What to do
Each line should be copied exactly.

"""

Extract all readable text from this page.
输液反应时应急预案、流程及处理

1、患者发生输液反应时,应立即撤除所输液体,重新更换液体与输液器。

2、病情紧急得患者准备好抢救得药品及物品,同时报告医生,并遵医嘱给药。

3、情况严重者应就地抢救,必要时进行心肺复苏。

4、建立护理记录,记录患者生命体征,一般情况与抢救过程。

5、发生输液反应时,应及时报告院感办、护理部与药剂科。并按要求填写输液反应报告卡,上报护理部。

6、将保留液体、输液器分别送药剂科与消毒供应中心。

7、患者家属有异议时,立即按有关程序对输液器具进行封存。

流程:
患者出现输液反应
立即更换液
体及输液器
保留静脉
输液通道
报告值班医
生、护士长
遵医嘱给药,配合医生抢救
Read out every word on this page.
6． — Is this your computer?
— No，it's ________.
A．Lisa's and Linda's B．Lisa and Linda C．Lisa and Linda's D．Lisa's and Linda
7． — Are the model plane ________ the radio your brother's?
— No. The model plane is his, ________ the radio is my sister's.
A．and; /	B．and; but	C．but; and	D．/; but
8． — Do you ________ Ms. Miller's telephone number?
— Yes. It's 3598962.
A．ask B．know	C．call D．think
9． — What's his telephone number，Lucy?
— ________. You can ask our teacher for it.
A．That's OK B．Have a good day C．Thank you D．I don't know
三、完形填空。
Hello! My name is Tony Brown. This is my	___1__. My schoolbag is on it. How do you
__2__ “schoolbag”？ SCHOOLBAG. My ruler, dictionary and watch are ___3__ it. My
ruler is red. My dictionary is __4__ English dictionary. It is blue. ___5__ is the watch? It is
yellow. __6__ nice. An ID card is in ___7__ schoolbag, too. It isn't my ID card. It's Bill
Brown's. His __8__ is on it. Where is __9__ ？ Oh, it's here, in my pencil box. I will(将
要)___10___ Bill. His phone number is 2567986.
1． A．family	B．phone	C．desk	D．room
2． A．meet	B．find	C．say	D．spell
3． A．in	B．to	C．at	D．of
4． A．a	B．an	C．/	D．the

"""

Result of the task
Extract all readable text from this page.
输液反应时应急预案、流程及处理

1、患者发生输液反应时,应立即撤除所输液体,重新更换液体与输液器。

2、病情紧急得患者准备好抢救得药品及物品,同时报告医生,并遵医嘱给药。

3、情况严重者应就地抢救,必要时进行心肺复苏。

4、建立护理记录,记录患者生命体征,一般情况与抢救过程。

5、发生输液反应时,应及时报告院感办、护理部与药剂科。并按要求填写输液反应报告卡,上报护理部。

6、将保留液体、输液器分别送药剂科与消毒供应中心。

7、患者家属有异议时,立即按有关程序对输液器具进行封存。

流程:
患者出现输液反应
立即更换液
体及输液器
保留静脉
输液通道
报告值班医
生、护士长
遵医嘱给药,配合医生抢救
Read out every word on this page.
6． — Is this your computer?
— No，it's ________.
A．Lisa's and Linda's B．Lisa and Linda C．Lisa and Linda's D．Lisa's and Linda
7． — Are the model plane ________ the radio your brother's?
— No. The model plane is his, ________ the radio is my sister's.
A．and; /	B．and; but	C．but; and	D．/; but
8． — Do you ________ Ms. Miller's telephone number?
— Yes. It's 3598962.
A．ask B．know	C．call D．think
9． — What's his telephone number，Lucy?
— ________. You can ask our teacher for it.
A．That's OK B．Have a good day C．Thank you D．I don't know
三、完形填空。
Hello! My name is Tony Brown. This is my	___1__. My schoolbag is on it. How do you
__2__ “schoolbag”？ SCHOOLBAG. My ruler, dictionary and watch are ___3__ it. My
ruler is red. My dictionary is __4__ English dictionary. It is blue. ___5__ is the watch? It is
yellow. __6__ nice. An ID card is in ___7__ schoolbag, too. It isn't my ID card. It's Bill
Brown's. His __8__ is on it. Where is __9__ ？ Oh, it's here, in my pencil box. I will(将
要)___10___ Bill. His phone number is 2567986.
1． A．family	B．phone	C．desk	D．room
2． A．meet	B．find	C．say	D．spell
3． A．in	B．to	C．at	D．of
4． A．a	B．an	C．/	D．the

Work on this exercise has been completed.